_What is expected_
Extract every line that contains the word "category".
▼▼▼
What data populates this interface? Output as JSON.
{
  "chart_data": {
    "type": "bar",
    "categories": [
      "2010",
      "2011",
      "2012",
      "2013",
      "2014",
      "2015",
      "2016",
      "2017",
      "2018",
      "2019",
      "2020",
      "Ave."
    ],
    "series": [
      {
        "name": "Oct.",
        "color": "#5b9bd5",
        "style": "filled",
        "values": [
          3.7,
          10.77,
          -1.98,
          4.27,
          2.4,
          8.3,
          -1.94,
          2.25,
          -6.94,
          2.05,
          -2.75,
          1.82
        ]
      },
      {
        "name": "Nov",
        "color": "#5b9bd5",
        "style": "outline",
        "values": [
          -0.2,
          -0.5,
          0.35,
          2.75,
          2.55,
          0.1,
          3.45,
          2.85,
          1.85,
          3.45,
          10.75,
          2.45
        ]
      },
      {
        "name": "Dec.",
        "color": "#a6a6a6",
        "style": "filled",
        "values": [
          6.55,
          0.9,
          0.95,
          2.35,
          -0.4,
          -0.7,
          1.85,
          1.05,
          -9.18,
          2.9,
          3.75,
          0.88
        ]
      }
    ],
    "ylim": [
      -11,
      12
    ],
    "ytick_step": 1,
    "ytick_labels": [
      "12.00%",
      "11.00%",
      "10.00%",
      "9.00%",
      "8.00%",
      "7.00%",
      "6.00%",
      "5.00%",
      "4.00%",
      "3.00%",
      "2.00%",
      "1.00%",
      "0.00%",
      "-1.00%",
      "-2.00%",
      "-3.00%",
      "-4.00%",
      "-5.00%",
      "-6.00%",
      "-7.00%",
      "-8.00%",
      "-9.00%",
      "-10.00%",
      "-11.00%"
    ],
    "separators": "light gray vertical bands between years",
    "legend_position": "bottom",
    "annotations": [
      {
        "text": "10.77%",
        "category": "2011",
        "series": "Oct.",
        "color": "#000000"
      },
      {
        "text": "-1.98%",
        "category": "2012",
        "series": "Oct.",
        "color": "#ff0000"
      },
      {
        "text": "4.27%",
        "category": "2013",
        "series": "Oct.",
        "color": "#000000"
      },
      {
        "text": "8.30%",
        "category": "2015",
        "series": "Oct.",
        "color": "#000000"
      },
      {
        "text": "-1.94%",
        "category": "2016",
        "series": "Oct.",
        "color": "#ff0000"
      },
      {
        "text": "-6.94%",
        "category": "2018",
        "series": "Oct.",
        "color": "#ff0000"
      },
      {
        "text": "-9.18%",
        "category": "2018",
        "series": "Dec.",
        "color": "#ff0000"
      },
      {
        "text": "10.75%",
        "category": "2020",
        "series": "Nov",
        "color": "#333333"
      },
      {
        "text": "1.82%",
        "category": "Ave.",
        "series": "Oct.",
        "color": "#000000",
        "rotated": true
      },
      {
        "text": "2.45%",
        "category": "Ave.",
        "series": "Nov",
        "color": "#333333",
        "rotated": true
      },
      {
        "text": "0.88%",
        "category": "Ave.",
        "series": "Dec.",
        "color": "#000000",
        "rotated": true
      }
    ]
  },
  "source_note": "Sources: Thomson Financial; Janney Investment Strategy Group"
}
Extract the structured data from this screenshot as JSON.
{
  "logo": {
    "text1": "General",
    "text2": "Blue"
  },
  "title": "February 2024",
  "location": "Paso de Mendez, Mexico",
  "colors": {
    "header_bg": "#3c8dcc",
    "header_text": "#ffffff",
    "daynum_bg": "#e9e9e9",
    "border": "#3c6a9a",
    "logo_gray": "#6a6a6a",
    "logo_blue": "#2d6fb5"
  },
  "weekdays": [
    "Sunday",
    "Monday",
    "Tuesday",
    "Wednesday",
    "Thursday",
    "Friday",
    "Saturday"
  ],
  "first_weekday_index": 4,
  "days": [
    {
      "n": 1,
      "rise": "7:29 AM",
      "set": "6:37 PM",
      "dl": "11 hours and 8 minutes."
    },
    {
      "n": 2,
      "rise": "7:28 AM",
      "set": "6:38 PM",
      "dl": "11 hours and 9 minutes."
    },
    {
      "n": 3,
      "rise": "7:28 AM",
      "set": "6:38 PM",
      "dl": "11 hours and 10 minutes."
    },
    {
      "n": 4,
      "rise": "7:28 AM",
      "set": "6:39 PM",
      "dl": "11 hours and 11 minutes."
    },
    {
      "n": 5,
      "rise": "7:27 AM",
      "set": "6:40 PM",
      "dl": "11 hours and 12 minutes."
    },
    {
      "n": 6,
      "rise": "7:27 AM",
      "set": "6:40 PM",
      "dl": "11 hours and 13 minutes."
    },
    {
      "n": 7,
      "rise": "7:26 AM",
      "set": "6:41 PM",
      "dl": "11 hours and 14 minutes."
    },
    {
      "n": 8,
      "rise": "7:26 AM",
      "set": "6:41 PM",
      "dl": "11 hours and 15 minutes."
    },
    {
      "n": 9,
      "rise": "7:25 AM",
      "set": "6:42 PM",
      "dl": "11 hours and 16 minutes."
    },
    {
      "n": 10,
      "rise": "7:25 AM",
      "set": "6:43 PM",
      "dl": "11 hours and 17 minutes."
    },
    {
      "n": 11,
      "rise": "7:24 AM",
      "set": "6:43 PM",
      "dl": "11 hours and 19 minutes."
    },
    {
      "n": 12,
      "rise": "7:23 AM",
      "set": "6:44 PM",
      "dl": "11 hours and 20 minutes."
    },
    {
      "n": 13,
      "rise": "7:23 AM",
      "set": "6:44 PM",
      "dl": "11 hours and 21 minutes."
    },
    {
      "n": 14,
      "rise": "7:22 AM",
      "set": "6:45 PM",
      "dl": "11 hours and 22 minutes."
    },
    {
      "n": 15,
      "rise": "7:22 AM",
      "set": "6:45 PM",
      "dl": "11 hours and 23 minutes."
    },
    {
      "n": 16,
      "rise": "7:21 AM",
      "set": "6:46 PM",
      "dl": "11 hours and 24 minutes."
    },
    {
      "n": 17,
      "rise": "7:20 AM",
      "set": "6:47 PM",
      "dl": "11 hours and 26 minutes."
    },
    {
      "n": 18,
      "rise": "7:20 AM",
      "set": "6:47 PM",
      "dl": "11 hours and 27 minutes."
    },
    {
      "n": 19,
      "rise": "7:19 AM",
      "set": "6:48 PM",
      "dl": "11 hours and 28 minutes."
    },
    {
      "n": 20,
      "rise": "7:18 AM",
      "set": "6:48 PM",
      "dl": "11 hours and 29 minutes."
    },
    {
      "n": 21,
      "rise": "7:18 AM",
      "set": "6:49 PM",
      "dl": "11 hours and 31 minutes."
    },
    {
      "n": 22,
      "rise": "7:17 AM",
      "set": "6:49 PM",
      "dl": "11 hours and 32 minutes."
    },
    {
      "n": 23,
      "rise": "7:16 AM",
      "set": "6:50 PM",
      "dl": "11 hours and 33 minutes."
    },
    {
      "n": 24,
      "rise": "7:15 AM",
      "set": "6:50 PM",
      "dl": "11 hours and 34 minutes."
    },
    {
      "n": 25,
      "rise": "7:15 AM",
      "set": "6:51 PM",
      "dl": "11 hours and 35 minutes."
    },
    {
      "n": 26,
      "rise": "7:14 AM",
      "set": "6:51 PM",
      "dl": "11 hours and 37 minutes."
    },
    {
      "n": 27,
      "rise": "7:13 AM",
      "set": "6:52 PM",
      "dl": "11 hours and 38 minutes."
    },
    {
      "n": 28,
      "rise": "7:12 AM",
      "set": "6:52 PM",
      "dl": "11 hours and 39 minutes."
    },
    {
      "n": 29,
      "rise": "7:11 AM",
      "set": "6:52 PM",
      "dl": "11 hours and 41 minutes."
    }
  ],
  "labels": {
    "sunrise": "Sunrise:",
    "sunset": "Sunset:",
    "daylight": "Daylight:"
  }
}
▲▲▲
_Output_
        "category": "2011",
        "category": "2012",
        "category": "2013",
        "category": "2015",
        "category": "2016",
        "category": "2018",
        "category": "2018",
        "category": "2020",
        "category": "Ave.",
        "category": "Ave.",
        "category": "Ave.",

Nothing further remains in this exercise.